------ EXTRAIT CHOISI ------

7. L'alinéa 10b) de la Charte prévoit ce qui suit:
10. Chacun a le droit, en cas d'arrestation ou de détention:
...
b) d'avoir recours sans délai à l'assistance d'un avocat et d'être informé de ce droit; ...
Aucun des deux droits garantis à l'al. 10b) de la Charte n'a été respecté par la police. Les agents de la paix n'ont pas accordé à l'intimé le droit d'avoir recours «sans délai» à l'assitance d'un avocat et ils ne l'ont pas non plus informé de ce droit. Rien dans le présent dossier n'indique qu'il était impossible aux policiers d'accorder à l'intimé un délai raisonnable lui permettant de communiquer avec son avocat.
8. Les dispositions de l'art. 235 ne peuvent pas justifier l'omission de garantir ces droits. Tel que souligné plus haut, l'intimé est seulement tenu, aux termes de l'art. 235, de s'exécuter "dès que possible". Il ne s'agit pas en l'espèce d'une procédure en vertu de l'art. 234.1, qui peut soulever des questions différentes. Il ne nous est pas nécessaire non plus, d'après le présent dossier, de trancher la question plus épineuse de savoir ce que l'agent de la paix peut faire conformément à l'art. 235 du Code dès que les conditions de l'al. 10b) de la Charte sont remplies. De plus, étant donné que, comme nous le verrons, le par. 24(2) de la Charte a pour effet d'exclure les éléments de preuve ainsi obtenus, il n'est pas nécessaire d'invoquer le par. 24(1) de la Charte.
9. Par conséquent, je suis d'accord avec mon collègue pour dire qu'il y a eu violation des droits que garantit à l'intimé l'al. 10b).

------

**PETITE TÂCHE 1**
Recopiez le passage de l'extrait sur le droit à l'avocat qui commence à « 7. L'alinéa 10b) » et se termine à « avec son avocat. ».
**PETITE TÂCHE 2**
Donnez la suite de l'extrait sur le droit à l'avocat, après sa dernière phrase.
On n'a pas besoin des lignes.

------ LISTE DES LIGNES ------

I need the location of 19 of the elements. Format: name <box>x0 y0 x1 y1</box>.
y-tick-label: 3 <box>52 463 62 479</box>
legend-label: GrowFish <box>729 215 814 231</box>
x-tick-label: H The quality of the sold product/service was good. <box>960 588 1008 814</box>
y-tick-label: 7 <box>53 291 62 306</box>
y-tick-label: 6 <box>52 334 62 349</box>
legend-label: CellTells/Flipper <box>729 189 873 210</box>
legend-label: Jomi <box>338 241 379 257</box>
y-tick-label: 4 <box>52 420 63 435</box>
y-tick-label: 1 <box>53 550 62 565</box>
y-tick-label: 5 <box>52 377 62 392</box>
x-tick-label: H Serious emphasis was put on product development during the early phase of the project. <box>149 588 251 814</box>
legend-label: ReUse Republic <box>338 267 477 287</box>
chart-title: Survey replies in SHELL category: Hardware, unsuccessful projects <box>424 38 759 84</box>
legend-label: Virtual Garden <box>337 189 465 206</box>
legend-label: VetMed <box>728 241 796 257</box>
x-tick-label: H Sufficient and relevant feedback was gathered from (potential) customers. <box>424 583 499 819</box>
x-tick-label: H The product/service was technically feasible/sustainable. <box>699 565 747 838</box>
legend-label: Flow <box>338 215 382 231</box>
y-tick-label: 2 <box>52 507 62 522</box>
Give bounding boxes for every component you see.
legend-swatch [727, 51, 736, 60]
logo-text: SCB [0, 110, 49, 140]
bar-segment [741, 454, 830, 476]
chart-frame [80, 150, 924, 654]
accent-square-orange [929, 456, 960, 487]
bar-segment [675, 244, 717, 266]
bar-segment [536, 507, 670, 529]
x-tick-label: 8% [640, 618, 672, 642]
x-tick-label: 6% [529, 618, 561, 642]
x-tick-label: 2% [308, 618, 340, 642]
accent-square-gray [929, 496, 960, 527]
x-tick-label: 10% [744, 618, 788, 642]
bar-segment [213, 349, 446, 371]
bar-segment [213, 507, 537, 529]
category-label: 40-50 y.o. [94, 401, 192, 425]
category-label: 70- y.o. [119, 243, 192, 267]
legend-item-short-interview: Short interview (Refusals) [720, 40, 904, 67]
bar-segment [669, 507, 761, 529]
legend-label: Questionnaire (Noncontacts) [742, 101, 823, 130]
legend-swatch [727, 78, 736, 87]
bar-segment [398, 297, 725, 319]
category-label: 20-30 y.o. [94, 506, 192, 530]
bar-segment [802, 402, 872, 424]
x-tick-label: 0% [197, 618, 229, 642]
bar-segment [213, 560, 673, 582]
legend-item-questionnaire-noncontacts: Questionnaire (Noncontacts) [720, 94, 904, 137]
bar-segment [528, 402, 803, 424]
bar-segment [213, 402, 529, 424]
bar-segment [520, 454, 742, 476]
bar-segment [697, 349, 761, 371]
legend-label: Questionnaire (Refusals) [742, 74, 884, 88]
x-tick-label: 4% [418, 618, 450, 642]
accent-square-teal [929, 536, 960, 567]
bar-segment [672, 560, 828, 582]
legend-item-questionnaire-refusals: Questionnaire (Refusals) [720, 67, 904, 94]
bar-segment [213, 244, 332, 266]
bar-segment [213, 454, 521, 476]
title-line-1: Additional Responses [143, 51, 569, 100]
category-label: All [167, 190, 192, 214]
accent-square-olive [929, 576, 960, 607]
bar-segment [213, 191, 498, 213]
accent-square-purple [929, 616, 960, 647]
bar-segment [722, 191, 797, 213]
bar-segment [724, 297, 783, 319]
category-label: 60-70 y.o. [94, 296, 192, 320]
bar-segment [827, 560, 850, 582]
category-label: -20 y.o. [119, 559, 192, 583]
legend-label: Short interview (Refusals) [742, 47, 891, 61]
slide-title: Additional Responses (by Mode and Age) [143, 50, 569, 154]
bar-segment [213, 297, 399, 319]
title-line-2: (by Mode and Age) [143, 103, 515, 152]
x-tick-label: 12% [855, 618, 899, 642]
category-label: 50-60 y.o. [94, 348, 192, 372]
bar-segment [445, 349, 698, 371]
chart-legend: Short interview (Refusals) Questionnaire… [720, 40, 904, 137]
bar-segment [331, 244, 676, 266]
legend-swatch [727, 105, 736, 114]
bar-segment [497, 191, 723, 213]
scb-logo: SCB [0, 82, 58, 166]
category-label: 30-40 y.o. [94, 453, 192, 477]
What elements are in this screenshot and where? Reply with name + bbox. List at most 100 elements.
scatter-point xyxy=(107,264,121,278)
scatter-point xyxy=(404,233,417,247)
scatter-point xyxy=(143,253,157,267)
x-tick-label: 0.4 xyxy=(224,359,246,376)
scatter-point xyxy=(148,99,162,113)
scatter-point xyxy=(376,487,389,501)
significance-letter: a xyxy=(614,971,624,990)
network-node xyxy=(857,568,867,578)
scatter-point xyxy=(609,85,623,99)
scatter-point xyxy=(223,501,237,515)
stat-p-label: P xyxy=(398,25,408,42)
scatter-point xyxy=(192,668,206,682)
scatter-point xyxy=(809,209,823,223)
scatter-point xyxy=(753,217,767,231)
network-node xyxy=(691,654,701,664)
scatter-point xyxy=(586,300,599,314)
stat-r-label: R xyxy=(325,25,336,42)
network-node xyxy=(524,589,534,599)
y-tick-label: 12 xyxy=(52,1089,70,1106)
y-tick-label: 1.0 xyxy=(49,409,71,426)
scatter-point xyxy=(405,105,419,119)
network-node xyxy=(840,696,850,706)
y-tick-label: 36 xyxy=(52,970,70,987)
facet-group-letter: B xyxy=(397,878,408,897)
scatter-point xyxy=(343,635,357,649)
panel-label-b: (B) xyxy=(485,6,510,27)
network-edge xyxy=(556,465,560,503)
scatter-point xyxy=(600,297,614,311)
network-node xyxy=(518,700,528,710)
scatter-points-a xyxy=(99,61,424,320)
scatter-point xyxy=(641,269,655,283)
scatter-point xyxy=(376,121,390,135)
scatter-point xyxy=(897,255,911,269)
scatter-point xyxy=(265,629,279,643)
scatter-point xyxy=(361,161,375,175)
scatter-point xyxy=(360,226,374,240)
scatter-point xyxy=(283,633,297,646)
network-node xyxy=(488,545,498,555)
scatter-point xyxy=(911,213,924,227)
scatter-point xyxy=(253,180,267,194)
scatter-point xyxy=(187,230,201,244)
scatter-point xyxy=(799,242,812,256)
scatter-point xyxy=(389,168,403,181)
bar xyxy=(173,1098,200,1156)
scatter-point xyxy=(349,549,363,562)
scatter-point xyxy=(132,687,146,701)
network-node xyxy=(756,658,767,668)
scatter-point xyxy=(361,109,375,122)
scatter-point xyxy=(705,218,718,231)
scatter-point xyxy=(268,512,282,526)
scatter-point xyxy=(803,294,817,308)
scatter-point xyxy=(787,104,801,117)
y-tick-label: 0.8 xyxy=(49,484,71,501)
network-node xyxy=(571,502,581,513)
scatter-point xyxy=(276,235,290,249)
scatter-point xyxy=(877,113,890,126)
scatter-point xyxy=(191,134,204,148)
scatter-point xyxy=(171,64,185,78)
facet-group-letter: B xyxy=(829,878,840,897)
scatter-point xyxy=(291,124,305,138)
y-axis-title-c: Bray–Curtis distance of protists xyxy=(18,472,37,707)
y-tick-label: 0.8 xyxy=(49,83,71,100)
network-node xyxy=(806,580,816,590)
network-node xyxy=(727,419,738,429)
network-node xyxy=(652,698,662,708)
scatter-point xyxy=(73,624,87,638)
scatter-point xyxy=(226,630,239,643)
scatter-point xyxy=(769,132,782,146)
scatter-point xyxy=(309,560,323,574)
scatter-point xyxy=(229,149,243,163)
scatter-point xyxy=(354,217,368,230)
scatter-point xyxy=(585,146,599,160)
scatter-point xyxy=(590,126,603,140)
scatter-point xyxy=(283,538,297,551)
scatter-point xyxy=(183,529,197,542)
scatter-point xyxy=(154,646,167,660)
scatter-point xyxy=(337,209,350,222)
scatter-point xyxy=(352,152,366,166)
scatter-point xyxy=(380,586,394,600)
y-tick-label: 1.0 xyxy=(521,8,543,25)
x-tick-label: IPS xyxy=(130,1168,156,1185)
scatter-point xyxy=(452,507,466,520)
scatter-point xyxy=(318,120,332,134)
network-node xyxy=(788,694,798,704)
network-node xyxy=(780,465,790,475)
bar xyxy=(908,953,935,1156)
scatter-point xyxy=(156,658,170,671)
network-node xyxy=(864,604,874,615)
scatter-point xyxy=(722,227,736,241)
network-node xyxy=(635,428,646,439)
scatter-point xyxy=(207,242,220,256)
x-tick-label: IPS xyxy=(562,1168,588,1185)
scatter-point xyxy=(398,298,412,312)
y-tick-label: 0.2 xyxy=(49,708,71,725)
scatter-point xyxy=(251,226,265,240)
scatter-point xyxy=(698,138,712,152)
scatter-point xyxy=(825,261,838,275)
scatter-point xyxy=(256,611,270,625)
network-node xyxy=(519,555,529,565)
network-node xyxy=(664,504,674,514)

------

**RÉSULTAT 1**
7. L'alinéa 10b) de la Charte prévoit ce qui suit:
10. Chacun a le droit, en cas d'arrestation ou de détention:
...
b) d'avoir recours sans délai à l'assistance d'un avocat et d'être informé de ce droit; ...
Aucun des deux droits garantis à l'al. 10b) de la Charte n'a été respecté par la police. Les agents de la paix n'ont pas accordé à l'intimé le droit d'avoir recours «sans délai» à l'assitance d'un avocat et ils ne l'ont pas non plus informé de ce droit. Rien dans le présent dossier n'indique qu'il était impossible aux policiers d'accorder à l'intimé un délai raisonnable lui permettant de communiquer avec son avocat.

**RÉSULTAT 2**
10. Puisque le Parlement n'a pas voulu, au par. 235(1), restreindre le droit que garantit à l'intimé l'al. 10b) de la Charte, la Cour ne s'intéresse pas en l'espèce à l'art. 1 de la Charte. Selon cet article, tous les droits que garantit la Charte, y compris ceux prévus par l'art. 10, ne peuvent être restreints «que par une règle de droit, dans des limites qui soient raisonnables...» En l'espèce, le Parlement n'a pas voulu prescrire une telle restriction et par conséquent l'art. 1 de la Charte n'entre pas en jeu. La restriction du droit de l'intimé de consulter son avocat a été imposée par la conduite des policiers et non par le Parlement.
11. Cela nous amène à la principale question en litige dans le présent pourvoi, savoir l'admissibilité de la preuve relative au taux d'alcool présent dans le sang de l'intimé, tel que déterminé par le test subi en application du par. 235(1) du Code. L'admissibilité de cette preuve doit, à mon avis, et sur ce point je suis encore du même avis que mon collègue le juge Le Dain, être déterminée en fonction du par. 24(2) de la Charte et non du par. (1) de cet article, comme l'a estimé la Cour d'appel. Seul le paragraphe 24(2) de la Charte habilite un tribunal à écarter des éléments de preuve lorsque ces «éléments de preuve ont été obtenus dans des conditions qui portent atteinte aux droits ou libertés garantis par la présente charte...». Le paragraphe (2) prévoit ensuite, en termes impératifs:
...ces éléments de preuve sont écartés s'il est établi, eu égard aux circonstances, que leur utilisation est susceptible de déconsidérer l'administration de la justice.
(C'est moi qui souligne.)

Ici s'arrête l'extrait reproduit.